WHAT YOU ARE ASKED TO DO:
Write out the listing below again, precisely as it is given.
>>>>
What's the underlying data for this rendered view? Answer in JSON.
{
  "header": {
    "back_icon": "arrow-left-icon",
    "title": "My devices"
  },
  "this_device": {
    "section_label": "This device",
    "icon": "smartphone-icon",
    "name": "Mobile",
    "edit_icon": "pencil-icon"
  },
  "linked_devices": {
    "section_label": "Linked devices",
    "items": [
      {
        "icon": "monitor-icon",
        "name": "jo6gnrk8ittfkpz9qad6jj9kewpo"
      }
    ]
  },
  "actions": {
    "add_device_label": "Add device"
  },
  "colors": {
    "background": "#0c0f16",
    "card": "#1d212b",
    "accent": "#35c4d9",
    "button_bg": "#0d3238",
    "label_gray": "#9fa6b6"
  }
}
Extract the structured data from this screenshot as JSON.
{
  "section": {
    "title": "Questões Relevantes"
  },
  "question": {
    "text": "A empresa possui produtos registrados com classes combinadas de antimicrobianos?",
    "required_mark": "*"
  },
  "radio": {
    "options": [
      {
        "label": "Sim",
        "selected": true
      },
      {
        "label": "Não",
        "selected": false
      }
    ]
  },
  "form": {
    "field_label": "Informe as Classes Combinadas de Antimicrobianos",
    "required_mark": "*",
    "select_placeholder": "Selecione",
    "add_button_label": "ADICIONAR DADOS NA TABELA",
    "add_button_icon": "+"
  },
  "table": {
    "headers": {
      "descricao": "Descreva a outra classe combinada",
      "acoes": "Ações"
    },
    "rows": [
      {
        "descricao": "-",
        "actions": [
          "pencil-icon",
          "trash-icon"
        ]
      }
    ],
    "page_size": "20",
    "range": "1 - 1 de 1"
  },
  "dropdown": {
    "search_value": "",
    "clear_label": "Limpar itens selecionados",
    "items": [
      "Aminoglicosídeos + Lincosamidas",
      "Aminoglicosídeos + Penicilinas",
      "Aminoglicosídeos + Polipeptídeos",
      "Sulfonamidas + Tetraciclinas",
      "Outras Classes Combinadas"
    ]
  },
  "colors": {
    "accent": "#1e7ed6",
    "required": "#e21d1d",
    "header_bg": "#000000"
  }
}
<<<<
EXERCISE ANSWER:
What's the underlying data for this rendered view? Answer in JSON.
{
  "header": {
    "back_icon": "arrow-left-icon",
    "title": "My devices"
  },
  "this_device": {
    "section_label": "This device",
    "icon": "smartphone-icon",
    "name": "Mobile",
    "edit_icon": "pencil-icon"
  },
  "linked_devices": {
    "section_label": "Linked devices",
    "items": [
      {
        "icon": "monitor-icon",
        "name": "jo6gnrk8ittfkpz9qad6jj9kewpo"
      }
    ]
  },
  "actions": {
    "add_device_label": "Add device"
  },
  "colors": {
    "background": "#0c0f16",
    "card": "#1d212b",
    "accent": "#35c4d9",
    "button_bg": "#0d3238",
    "label_gray": "#9fa6b6"
  }
}
Extract the structured data from this screenshot as JSON.
{
  "section": {
    "title": "Questões Relevantes"
  },
  "question": {
    "text": "A empresa possui produtos registrados com classes combinadas de antimicrobianos?",
    "required_mark": "*"
  },
  "radio": {
    "options": [
      {
        "label": "Sim",
        "selected": true
      },
      {
        "label": "Não",
        "selected": false
      }
    ]
  },
  "form": {
    "field_label": "Informe as Classes Combinadas de Antimicrobianos",
    "required_mark": "*",
    "select_placeholder": "Selecione",
    "add_button_label": "ADICIONAR DADOS NA TABELA",
    "add_button_icon": "+"
  },
  "table": {
    "headers": {
      "descricao": "Descreva a outra classe combinada",
      "acoes": "Ações"
    },
    "rows": [
      {
        "descricao": "-",
        "actions": [
          "pencil-icon",
          "trash-icon"
        ]
      }
    ],
    "page_size": "20",
    "range": "1 - 1 de 1"
  },
  "dropdown": {
    "search_value": "",
    "clear_label": "Limpar itens selecionados",
    "items": [
      "Aminoglicosídeos + Lincosamidas",
      "Aminoglicosídeos + Penicilinas",
      "Aminoglicosídeos + Polipeptídeos",
      "Sulfonamidas + Tetraciclinas",
      "Outras Classes Combinadas"
    ]
  },
  "colors": {
    "accent": "#1e7ed6",
    "required": "#e21d1d",
    "header_bg": "#000000"
  }
}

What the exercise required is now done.